EXERCISE DIRECTIONS —
Gather up every line that includes the string "name".

Collected data entries:
........

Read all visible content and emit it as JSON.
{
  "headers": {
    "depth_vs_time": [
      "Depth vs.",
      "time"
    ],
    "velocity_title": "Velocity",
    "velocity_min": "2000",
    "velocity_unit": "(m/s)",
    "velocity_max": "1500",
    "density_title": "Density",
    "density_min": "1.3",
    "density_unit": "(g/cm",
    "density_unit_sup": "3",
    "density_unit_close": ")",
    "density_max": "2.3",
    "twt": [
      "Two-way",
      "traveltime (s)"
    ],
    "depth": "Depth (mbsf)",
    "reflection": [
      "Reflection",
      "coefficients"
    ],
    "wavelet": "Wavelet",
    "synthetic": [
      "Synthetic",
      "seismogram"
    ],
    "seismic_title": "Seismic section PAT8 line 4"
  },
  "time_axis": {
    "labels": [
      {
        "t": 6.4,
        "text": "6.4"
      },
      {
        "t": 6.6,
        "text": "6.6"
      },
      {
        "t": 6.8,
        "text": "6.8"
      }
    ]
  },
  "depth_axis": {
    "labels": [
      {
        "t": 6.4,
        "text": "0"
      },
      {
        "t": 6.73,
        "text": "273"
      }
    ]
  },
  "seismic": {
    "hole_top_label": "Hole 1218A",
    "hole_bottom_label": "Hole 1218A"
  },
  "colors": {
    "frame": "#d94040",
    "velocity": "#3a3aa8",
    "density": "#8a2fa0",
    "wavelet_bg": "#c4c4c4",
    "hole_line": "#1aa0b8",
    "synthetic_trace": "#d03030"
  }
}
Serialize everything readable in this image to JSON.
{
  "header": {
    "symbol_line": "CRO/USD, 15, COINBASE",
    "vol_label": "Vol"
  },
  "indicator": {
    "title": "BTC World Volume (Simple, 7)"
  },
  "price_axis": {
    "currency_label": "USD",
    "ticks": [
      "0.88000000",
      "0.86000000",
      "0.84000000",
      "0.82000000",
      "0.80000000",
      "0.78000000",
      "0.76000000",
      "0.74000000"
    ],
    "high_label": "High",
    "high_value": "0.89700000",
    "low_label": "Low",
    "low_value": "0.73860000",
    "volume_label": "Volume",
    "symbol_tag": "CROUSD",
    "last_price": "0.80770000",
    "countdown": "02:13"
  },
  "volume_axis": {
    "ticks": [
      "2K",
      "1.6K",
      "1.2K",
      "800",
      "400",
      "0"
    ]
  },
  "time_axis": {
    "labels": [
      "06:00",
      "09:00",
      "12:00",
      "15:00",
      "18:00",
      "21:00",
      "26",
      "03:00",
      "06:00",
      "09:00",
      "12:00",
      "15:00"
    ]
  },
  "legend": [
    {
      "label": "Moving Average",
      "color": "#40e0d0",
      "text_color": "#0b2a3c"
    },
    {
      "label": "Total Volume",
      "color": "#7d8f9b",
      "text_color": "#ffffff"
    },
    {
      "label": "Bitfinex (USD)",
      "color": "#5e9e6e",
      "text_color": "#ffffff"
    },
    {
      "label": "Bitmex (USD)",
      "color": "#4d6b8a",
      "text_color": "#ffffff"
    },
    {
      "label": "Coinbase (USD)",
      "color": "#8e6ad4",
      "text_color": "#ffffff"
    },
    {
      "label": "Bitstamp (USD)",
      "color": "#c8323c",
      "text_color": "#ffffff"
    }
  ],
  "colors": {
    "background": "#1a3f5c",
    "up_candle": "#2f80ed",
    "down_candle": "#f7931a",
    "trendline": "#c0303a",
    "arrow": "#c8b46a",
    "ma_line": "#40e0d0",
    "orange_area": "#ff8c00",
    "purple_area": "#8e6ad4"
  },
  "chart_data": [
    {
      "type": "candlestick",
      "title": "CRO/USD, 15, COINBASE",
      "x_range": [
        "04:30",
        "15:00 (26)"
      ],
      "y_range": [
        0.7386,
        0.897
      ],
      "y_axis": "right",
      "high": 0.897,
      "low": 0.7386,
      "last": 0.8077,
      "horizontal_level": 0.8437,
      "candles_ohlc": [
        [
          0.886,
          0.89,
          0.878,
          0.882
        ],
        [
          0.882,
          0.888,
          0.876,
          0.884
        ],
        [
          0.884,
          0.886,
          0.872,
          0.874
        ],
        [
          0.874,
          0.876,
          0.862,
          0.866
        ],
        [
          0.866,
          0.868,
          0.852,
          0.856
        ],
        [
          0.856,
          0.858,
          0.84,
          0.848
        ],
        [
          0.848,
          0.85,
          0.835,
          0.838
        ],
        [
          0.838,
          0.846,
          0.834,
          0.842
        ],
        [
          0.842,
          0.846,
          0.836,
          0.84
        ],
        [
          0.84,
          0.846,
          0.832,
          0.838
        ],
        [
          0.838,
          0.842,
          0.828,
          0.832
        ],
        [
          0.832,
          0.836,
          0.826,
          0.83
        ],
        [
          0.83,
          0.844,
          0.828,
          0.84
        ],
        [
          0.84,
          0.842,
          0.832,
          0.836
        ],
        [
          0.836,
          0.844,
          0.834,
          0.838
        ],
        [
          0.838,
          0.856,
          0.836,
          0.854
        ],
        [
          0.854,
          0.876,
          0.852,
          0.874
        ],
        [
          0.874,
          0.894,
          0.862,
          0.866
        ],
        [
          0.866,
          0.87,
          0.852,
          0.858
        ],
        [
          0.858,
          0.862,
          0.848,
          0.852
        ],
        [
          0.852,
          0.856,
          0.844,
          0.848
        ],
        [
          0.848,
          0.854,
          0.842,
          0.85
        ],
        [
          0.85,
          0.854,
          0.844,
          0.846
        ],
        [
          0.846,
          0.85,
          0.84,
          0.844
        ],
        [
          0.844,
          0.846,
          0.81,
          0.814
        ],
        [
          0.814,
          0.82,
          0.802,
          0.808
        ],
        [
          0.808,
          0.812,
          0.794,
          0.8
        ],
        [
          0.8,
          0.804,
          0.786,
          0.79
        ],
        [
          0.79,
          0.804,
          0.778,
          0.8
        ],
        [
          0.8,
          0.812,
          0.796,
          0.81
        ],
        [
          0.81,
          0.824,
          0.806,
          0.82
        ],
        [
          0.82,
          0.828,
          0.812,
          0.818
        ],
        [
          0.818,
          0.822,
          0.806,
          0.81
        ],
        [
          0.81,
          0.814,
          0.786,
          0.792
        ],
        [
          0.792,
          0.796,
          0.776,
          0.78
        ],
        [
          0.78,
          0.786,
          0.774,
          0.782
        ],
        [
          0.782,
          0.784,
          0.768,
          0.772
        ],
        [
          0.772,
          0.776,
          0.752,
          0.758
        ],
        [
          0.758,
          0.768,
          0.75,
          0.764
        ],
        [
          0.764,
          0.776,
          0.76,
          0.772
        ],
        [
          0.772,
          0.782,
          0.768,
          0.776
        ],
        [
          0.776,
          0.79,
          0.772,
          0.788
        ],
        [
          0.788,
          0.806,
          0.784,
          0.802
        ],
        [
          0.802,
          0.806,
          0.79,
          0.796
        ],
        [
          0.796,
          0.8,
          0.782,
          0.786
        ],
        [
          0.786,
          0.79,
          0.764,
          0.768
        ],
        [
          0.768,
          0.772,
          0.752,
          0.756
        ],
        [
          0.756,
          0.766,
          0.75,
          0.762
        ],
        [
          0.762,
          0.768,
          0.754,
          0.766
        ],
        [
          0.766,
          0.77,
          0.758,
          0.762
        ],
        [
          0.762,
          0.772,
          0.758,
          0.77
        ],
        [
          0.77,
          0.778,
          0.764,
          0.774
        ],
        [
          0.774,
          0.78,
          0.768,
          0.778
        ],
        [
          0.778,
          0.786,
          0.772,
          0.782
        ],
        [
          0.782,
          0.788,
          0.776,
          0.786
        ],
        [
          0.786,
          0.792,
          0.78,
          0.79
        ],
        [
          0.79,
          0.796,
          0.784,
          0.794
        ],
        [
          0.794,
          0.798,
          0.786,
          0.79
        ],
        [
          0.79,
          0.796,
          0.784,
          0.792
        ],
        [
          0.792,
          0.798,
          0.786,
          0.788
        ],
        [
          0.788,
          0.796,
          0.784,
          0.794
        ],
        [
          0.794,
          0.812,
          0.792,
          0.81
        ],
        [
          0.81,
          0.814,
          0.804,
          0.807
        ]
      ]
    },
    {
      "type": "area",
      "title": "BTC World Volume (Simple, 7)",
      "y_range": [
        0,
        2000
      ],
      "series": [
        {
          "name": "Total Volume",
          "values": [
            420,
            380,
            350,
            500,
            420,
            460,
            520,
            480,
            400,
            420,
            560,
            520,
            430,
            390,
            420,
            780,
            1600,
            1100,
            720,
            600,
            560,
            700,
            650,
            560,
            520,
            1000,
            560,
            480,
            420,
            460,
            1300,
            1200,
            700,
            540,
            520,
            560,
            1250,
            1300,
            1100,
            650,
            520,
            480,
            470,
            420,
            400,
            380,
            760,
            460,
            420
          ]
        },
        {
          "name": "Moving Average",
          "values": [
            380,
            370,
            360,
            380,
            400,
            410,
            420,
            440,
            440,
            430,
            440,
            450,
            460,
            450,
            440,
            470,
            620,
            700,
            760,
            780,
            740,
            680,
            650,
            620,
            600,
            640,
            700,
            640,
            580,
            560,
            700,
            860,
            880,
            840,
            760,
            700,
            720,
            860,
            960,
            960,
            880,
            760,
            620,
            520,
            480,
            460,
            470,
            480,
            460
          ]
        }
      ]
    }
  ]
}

........

REPLY —
          "name": "Total Volume",
          "name": "Moving Average",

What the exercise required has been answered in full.